> **Instructions for the task**
Search the records below for the word "stage" and show every line where it occurs.

Chart and figure data:
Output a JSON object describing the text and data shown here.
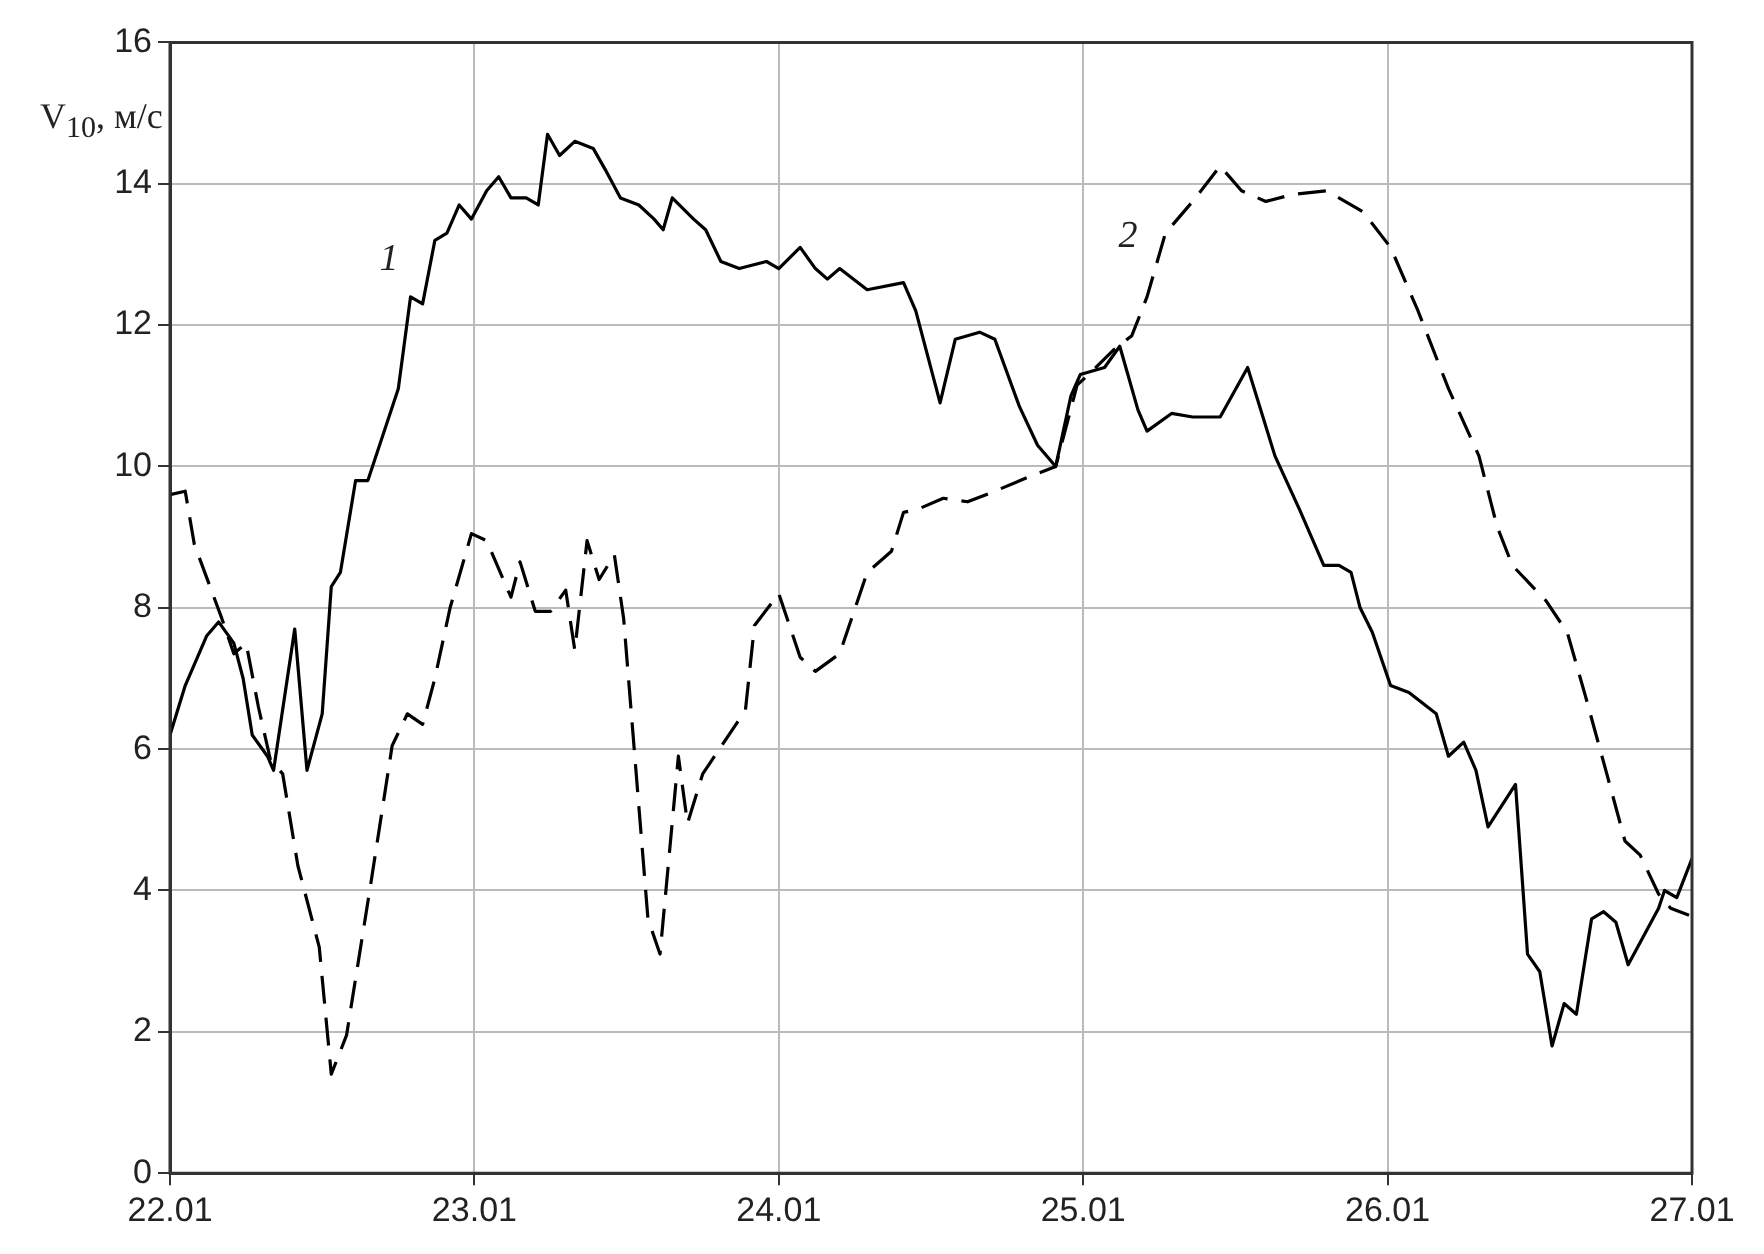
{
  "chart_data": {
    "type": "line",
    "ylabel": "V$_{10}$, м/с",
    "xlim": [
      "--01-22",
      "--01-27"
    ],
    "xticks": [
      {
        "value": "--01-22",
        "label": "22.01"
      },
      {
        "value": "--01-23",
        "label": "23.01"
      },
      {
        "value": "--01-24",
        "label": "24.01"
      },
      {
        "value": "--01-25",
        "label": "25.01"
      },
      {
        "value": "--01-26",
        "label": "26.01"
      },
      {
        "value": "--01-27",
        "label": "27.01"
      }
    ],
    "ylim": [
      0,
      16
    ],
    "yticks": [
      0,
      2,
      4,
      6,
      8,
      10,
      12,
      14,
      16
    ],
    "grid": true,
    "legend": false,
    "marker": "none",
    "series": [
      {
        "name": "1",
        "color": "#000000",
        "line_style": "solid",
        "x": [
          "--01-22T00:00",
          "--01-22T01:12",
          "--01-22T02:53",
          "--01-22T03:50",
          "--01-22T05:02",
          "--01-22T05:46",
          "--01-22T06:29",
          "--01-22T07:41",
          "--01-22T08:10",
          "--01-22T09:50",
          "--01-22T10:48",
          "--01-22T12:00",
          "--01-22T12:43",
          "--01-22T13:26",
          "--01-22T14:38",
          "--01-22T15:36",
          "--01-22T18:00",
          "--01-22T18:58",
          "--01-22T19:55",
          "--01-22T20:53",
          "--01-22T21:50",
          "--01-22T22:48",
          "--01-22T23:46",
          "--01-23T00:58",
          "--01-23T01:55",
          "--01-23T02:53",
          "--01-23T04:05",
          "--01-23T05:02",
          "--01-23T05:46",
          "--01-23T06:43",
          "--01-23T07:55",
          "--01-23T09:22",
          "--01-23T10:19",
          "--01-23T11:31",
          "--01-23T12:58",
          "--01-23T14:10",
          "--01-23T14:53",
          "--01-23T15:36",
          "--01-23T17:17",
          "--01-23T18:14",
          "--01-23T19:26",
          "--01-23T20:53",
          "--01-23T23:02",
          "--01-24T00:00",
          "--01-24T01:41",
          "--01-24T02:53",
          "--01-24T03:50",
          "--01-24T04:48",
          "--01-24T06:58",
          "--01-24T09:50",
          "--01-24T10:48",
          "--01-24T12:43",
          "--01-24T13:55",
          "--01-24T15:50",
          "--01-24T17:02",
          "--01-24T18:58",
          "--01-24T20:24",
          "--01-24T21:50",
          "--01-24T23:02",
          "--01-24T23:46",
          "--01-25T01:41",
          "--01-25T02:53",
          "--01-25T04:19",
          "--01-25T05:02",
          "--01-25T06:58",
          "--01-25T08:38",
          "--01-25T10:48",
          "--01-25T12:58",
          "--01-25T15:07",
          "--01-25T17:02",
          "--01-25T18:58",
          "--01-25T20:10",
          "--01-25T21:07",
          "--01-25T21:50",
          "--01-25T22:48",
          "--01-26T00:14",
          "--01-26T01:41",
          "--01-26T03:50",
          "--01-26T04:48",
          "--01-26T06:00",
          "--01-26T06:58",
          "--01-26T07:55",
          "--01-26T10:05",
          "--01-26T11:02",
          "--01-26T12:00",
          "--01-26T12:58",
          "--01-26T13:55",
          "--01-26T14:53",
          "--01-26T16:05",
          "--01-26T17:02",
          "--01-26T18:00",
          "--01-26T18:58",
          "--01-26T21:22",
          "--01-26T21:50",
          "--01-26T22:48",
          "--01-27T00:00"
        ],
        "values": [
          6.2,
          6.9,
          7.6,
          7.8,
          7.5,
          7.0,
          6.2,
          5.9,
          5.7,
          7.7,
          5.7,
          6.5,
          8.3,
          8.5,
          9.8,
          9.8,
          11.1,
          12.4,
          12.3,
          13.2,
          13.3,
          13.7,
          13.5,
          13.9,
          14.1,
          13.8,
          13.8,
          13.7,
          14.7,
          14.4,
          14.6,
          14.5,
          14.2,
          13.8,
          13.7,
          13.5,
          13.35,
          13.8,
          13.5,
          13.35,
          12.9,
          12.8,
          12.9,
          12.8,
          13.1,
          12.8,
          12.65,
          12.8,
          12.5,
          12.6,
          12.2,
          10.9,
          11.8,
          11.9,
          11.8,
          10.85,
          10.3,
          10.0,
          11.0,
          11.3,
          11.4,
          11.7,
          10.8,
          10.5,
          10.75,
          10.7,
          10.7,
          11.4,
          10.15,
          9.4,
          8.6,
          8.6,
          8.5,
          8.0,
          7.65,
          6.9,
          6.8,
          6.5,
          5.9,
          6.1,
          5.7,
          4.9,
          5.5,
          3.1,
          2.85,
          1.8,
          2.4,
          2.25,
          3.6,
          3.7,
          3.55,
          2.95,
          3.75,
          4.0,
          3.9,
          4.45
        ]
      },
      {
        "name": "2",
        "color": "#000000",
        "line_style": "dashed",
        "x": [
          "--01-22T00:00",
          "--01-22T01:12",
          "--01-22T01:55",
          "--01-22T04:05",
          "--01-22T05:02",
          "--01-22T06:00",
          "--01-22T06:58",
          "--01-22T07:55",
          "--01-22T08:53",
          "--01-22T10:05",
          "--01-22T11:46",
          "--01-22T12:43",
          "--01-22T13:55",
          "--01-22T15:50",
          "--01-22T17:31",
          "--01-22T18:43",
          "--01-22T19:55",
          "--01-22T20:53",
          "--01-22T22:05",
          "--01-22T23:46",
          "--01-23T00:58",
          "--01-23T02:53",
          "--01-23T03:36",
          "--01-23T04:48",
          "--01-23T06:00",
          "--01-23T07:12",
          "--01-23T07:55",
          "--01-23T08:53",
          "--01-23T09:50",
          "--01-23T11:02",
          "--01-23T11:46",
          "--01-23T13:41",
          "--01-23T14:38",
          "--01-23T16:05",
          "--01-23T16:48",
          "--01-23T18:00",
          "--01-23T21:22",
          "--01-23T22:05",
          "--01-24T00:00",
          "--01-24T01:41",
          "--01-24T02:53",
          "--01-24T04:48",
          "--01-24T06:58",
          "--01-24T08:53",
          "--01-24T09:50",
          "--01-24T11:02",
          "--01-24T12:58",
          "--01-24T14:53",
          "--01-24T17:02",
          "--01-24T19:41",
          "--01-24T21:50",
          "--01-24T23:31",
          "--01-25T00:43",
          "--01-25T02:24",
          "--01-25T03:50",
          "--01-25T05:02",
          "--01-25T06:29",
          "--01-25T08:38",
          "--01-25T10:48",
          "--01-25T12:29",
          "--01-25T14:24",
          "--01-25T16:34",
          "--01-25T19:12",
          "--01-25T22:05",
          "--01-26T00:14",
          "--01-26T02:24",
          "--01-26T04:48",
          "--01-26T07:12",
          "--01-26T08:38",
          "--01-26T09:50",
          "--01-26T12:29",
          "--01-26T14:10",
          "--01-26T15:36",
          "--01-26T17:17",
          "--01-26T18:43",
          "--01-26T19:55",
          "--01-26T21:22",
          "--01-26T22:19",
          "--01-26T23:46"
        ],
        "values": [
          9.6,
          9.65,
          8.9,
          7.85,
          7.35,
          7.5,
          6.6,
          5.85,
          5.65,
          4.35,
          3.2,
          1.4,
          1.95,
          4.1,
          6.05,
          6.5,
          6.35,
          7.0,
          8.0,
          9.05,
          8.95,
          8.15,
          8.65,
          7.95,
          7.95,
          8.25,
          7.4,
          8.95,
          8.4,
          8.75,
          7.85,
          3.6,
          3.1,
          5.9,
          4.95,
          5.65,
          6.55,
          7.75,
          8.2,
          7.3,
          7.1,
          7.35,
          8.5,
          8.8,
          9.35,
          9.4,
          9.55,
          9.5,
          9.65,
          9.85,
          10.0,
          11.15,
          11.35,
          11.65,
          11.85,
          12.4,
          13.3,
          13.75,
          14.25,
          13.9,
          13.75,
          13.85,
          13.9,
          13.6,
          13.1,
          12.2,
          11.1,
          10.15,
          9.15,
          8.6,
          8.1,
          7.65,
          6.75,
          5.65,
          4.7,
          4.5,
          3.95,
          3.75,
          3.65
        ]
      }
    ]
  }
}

==

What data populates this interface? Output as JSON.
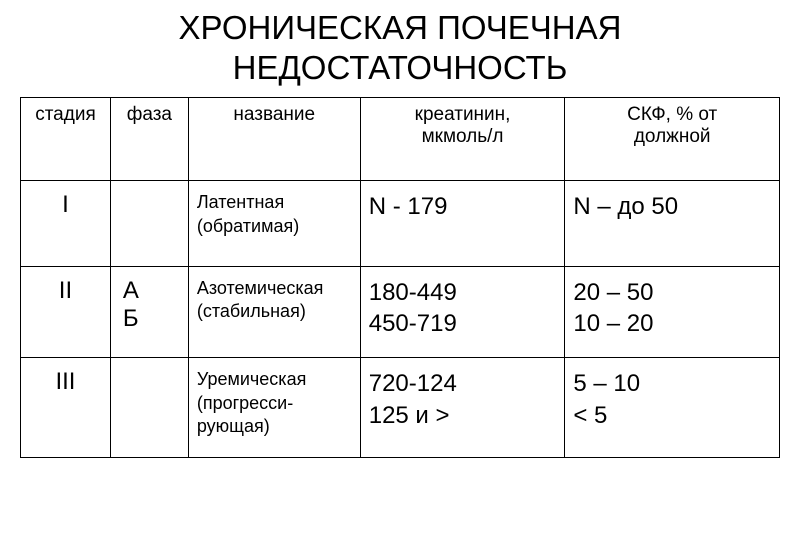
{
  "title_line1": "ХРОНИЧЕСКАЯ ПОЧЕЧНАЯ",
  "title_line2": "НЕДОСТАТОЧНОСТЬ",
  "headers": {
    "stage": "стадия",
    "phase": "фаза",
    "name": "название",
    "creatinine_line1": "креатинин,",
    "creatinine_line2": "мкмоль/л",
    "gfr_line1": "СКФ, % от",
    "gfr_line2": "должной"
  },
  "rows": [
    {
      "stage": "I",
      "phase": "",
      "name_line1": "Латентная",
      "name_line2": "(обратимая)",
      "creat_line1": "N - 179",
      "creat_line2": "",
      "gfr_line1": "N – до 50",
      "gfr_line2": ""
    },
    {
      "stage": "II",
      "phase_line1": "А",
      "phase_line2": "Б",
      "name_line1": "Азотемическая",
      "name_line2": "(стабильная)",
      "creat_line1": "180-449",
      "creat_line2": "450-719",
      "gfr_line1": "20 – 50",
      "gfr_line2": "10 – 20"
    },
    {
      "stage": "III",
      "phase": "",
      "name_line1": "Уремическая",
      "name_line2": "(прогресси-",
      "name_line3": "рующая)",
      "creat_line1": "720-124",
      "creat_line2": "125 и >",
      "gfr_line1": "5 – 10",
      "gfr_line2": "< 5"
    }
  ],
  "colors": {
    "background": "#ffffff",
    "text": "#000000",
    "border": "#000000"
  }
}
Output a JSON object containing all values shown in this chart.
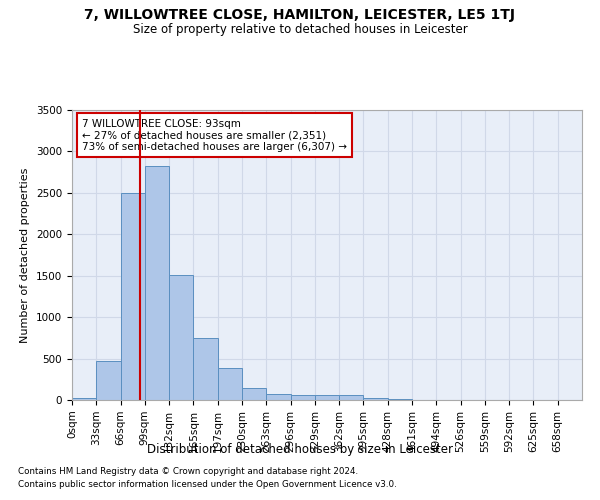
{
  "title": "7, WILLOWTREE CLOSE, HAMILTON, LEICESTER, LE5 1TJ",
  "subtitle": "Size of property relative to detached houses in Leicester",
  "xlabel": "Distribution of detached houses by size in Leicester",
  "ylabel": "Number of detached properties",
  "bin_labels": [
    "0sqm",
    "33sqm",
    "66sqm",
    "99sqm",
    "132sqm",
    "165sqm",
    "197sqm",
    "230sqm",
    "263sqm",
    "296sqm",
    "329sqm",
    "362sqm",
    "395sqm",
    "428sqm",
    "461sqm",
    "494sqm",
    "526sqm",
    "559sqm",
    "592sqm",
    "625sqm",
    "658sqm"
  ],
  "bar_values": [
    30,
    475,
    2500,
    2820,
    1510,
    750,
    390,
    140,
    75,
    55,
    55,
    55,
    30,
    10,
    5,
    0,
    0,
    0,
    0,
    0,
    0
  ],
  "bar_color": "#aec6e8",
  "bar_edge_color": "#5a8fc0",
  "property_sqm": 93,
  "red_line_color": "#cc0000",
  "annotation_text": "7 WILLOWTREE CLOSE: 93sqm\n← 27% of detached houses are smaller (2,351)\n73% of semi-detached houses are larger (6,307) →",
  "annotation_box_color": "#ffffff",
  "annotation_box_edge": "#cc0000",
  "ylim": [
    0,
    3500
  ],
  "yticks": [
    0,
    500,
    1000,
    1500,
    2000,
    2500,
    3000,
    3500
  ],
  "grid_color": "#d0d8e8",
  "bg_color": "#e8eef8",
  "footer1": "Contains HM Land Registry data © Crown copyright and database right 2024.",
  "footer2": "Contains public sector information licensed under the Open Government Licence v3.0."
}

...

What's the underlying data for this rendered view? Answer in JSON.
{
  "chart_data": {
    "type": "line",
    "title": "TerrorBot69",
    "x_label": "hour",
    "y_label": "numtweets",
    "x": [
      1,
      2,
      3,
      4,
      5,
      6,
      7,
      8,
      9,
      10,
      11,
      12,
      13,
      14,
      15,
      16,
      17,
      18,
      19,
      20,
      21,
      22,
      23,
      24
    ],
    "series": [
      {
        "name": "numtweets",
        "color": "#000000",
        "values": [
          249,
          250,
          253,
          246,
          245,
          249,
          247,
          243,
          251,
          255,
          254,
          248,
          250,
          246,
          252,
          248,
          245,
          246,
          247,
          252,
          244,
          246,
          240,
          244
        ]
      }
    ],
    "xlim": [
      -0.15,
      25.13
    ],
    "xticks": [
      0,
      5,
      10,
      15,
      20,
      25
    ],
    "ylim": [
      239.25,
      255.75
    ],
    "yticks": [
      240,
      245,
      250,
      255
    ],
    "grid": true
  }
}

> **The output**
    "stage": "стадия",
      "stage": "I",
      "stage": "II",
      "stage": "III",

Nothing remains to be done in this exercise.